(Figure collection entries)
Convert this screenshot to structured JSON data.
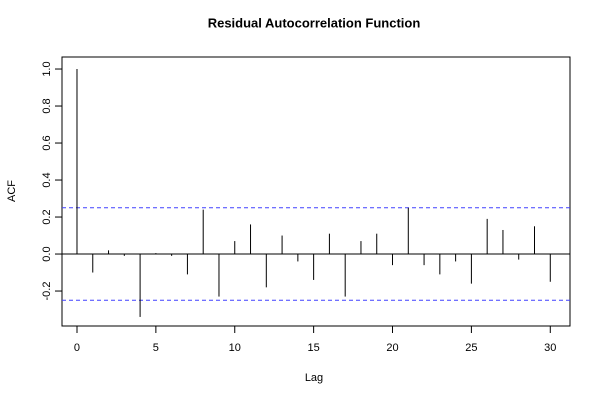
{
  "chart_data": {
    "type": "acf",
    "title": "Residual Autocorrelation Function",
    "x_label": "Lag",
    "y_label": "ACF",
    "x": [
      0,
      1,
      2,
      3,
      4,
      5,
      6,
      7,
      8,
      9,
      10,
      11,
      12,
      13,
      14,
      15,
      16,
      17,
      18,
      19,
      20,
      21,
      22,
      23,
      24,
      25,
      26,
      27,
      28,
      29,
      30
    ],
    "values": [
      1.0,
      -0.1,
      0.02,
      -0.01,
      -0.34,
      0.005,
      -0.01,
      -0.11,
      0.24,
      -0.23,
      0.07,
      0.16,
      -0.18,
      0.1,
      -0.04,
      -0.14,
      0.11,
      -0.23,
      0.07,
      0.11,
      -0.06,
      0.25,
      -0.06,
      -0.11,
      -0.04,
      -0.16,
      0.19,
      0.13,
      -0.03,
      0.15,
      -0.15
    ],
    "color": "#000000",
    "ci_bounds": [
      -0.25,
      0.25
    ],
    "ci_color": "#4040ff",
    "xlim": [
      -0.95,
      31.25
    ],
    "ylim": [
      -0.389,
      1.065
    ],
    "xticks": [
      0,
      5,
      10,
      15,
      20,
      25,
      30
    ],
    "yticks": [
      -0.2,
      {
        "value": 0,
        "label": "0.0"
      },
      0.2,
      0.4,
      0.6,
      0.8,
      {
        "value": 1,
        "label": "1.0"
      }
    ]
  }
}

...

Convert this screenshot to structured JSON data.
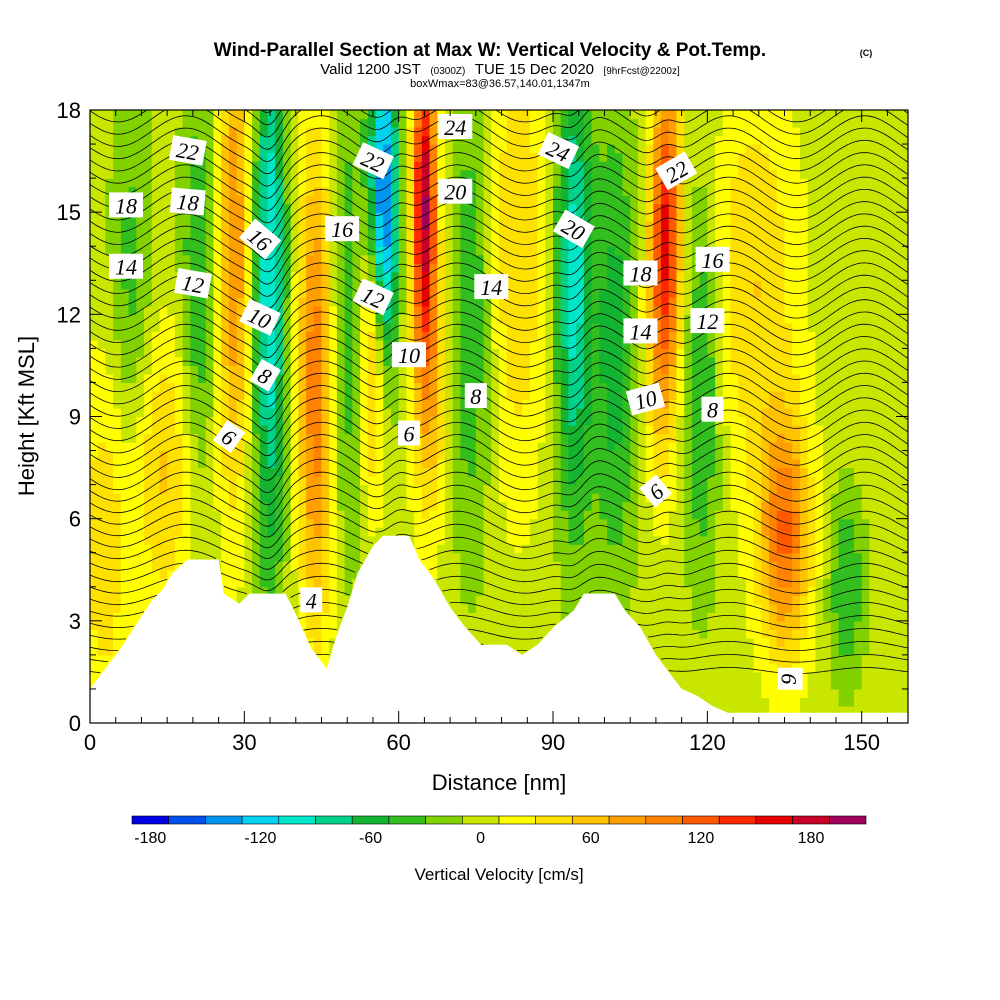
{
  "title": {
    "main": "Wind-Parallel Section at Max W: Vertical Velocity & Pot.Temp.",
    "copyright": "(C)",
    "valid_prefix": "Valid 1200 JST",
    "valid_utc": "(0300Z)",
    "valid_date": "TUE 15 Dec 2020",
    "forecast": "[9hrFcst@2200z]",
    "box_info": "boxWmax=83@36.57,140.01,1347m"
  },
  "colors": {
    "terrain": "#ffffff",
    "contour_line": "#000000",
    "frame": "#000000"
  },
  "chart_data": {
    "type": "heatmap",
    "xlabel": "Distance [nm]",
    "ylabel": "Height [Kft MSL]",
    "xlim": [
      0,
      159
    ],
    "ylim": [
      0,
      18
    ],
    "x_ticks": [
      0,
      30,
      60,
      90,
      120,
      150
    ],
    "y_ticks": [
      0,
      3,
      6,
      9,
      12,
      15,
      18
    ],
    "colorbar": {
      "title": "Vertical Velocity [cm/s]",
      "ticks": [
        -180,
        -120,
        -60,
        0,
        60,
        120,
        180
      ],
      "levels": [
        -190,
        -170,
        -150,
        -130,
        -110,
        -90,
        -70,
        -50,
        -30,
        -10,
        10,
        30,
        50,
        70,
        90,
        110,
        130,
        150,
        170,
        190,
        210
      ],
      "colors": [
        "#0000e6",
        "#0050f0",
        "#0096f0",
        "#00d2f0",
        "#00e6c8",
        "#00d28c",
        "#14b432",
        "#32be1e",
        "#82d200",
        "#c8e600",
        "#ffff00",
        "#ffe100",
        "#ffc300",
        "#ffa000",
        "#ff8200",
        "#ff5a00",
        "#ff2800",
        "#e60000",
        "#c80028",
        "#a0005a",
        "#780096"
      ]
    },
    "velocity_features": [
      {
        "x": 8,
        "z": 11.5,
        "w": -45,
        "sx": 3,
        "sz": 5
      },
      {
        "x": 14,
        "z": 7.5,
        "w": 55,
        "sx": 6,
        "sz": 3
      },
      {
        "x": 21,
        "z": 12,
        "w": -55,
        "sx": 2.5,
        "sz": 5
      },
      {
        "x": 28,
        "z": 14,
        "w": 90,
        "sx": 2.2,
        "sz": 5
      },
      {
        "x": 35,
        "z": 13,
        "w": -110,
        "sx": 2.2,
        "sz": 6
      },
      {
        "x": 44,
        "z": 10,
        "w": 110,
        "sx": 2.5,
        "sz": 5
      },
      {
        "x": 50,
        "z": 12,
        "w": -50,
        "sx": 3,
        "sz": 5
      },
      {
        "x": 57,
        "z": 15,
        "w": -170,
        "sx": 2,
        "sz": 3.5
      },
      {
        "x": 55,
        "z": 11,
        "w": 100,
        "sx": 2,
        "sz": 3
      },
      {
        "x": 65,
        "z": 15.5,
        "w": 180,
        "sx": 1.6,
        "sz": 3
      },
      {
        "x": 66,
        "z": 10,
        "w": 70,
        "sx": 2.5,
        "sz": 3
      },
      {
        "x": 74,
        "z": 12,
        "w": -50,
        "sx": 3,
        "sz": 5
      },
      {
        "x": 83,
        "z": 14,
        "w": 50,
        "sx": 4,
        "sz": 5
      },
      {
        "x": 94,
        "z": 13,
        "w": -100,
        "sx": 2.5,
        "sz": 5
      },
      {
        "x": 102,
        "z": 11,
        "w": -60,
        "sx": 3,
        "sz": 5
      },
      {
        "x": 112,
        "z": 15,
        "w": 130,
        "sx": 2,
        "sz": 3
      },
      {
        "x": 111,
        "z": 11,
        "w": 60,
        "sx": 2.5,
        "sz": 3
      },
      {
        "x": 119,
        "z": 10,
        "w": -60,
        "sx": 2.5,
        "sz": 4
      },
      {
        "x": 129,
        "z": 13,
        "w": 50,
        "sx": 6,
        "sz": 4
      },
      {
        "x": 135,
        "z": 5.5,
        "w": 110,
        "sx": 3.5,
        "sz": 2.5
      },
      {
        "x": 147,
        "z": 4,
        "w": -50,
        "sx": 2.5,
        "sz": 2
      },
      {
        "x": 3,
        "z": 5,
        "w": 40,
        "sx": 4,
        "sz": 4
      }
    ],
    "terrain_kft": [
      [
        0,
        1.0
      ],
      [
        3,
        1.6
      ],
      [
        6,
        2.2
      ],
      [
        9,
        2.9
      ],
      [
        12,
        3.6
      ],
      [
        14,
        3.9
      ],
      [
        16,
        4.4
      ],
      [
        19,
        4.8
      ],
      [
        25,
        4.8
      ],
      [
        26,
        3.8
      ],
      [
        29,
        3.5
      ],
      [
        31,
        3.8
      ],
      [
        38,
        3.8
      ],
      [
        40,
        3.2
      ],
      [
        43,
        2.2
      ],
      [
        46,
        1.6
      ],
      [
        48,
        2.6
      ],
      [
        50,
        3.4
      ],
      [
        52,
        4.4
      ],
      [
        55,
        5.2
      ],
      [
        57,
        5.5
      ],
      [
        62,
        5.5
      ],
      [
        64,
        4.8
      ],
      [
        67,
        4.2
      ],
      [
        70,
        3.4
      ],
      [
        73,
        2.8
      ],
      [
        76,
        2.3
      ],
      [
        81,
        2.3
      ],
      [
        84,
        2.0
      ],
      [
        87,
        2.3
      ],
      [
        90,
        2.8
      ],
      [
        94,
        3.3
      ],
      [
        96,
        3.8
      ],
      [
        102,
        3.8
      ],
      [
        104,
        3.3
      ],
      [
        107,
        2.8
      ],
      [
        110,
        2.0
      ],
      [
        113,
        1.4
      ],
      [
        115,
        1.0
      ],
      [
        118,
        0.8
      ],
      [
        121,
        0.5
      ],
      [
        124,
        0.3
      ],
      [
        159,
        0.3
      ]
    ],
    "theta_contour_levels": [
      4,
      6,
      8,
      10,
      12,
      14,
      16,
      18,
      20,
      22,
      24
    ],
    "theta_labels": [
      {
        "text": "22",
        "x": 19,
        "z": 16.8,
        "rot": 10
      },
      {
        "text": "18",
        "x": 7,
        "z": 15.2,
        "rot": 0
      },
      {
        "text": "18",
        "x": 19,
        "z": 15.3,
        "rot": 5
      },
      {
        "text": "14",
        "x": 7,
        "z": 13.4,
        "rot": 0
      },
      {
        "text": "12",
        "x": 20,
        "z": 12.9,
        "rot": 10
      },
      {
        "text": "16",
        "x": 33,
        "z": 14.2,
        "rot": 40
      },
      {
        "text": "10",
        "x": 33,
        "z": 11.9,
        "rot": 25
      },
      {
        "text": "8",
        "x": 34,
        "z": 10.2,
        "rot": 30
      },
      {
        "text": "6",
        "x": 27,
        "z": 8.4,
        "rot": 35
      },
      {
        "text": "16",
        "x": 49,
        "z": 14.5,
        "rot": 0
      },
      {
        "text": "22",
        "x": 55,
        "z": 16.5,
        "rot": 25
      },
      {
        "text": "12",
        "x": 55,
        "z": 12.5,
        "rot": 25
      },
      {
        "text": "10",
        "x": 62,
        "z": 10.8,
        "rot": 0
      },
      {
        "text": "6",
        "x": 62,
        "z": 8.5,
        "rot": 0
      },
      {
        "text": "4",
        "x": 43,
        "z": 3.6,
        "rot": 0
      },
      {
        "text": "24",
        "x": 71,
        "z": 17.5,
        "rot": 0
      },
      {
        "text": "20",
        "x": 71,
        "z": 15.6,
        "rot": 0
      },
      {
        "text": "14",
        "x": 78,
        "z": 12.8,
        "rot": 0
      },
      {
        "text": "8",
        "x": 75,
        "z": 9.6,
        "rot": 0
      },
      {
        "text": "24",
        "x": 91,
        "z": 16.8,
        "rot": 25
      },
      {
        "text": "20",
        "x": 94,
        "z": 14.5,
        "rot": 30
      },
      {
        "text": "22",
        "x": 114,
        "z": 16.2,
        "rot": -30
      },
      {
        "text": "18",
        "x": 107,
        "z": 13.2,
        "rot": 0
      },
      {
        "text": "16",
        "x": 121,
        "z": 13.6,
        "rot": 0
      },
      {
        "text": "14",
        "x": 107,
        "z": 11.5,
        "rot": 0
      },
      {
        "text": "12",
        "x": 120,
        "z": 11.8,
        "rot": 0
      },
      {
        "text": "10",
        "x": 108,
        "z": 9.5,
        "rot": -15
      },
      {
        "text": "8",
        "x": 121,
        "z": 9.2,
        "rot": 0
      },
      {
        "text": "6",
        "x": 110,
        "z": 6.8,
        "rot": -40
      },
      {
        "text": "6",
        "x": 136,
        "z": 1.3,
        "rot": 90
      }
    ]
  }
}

• _The request_
Each line holding "Vertical" must be found and copied.

• _Complete output_
    "main": "Wind-Parallel Section at Max W: Vertical Velocity & Pot.Temp.",
      "title": "Vertical Velocity [cm/s]",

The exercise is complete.